Entries shown start

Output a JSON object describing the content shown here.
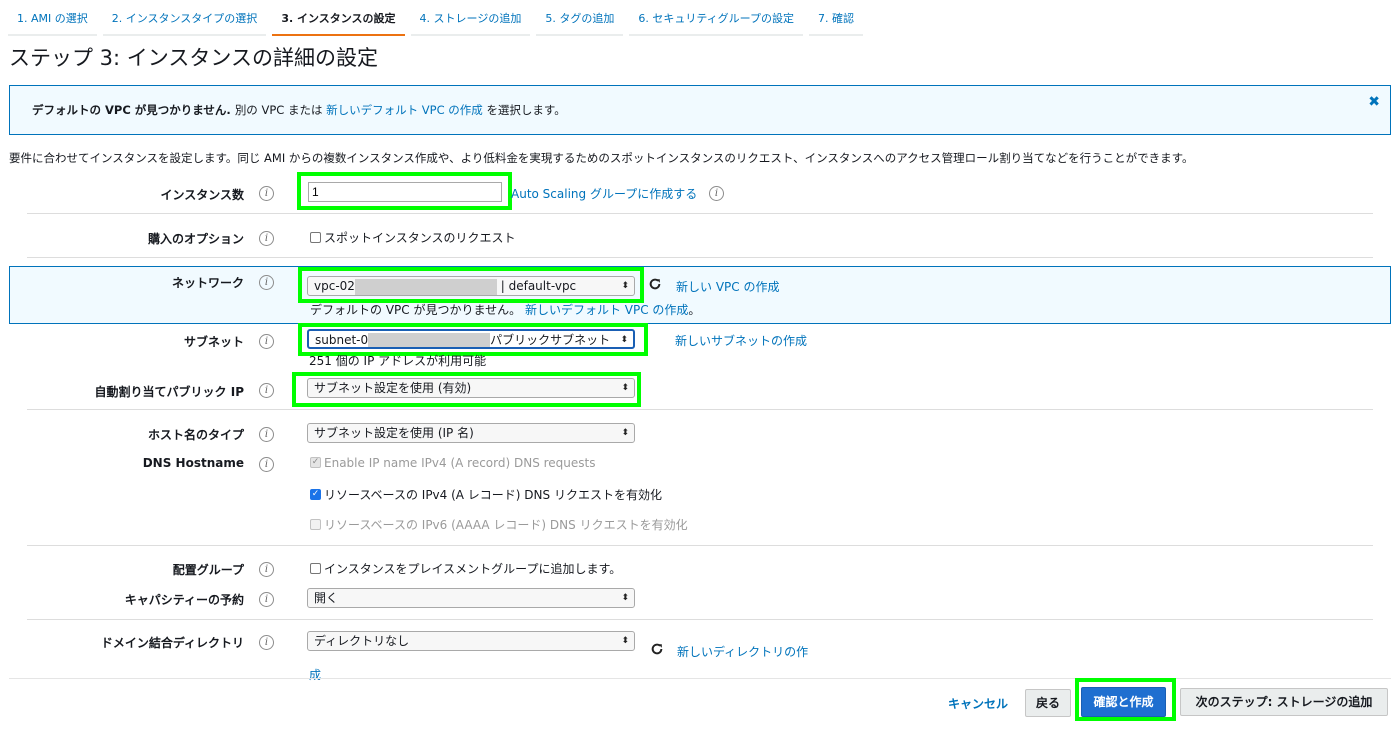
{
  "steps": [
    {
      "label": "1. AMI の選択"
    },
    {
      "label": "2. インスタンスタイプの選択"
    },
    {
      "label": "3. インスタンスの設定"
    },
    {
      "label": "4. ストレージの追加"
    },
    {
      "label": "5. タグの追加"
    },
    {
      "label": "6. セキュリティグループの設定"
    },
    {
      "label": "7. 確認"
    }
  ],
  "page_title": "ステップ 3: インスタンスの詳細の設定",
  "banner": {
    "bold": "デフォルトの VPC が見つかりません.",
    "text1": "別の VPC または",
    "link": "新しいデフォルト VPC の作成",
    "text2": "を選択します。",
    "close": "✖"
  },
  "description": "要件に合わせてインスタンスを設定します。同じ AMI からの複数インスタンス作成や、より低料金を実現するためのスポットインスタンスのリクエスト、インスタンスへのアクセス管理ロール割り当てなどを行うことができます。",
  "info_glyph": "i",
  "instance_count": {
    "label": "インスタンス数",
    "value": "1",
    "link": "Auto Scaling グループに作成する"
  },
  "purchase": {
    "label": "購入のオプション",
    "checkbox_label": "スポットインスタンスのリクエスト"
  },
  "network": {
    "label": "ネットワーク",
    "value_prefix": "vpc-02",
    "value_suffix": "| default-vpc",
    "link": "新しい VPC の作成",
    "warning": "デフォルトの VPC が見つかりません。",
    "warning_link": "新しいデフォルト VPC の作成",
    "warning_end": "。"
  },
  "subnet": {
    "label": "サブネット",
    "value_prefix": "subnet-0",
    "value_suffix": "パブリックサブネット",
    "link": "新しいサブネットの作成",
    "available": "251 個の IP アドレスが利用可能"
  },
  "public_ip": {
    "label": "自動割り当てパブリック IP",
    "value": "サブネット設定を使用 (有効)"
  },
  "hostname_type": {
    "label": "ホスト名のタイプ",
    "value": "サブネット設定を使用 (IP 名)"
  },
  "dns_hostname": {
    "label": "DNS Hostname",
    "option1": "Enable IP name IPv4 (A record) DNS requests",
    "option2": "リソースベースの IPv4 (A レコード) DNS リクエストを有効化",
    "option3": "リソースベースの IPv6 (AAAA レコード) DNS リクエストを有効化"
  },
  "placement": {
    "label": "配置グループ",
    "checkbox_label": "インスタンスをプレイスメントグループに追加します。"
  },
  "capacity": {
    "label": "キャパシティーの予約",
    "value": "開く"
  },
  "domain": {
    "label": "ドメイン結合ディレクトリ",
    "value": "ディレクトリなし",
    "link_line1": "新しいディレクトリの作",
    "link_line2": "成"
  },
  "select_arrow": "⬍",
  "check_mark": "✓",
  "buttons": {
    "cancel": "キャンセル",
    "back": "戻る",
    "review": "確認と作成",
    "next": "次のステップ: ストレージの追加"
  },
  "colors": {
    "link": "#0073bb",
    "highlight": "#00ff00",
    "primary": "#1f6fd0",
    "active_tab": "#ec7211"
  }
}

Entries shown end

**Task directions:**
Search the data above for the string "デフォルトの" and return every line that has it.

**Result of the task:**
    "bold": "デフォルトの VPC が見つかりません.",
    "warning": "デフォルトの VPC が見つかりません。",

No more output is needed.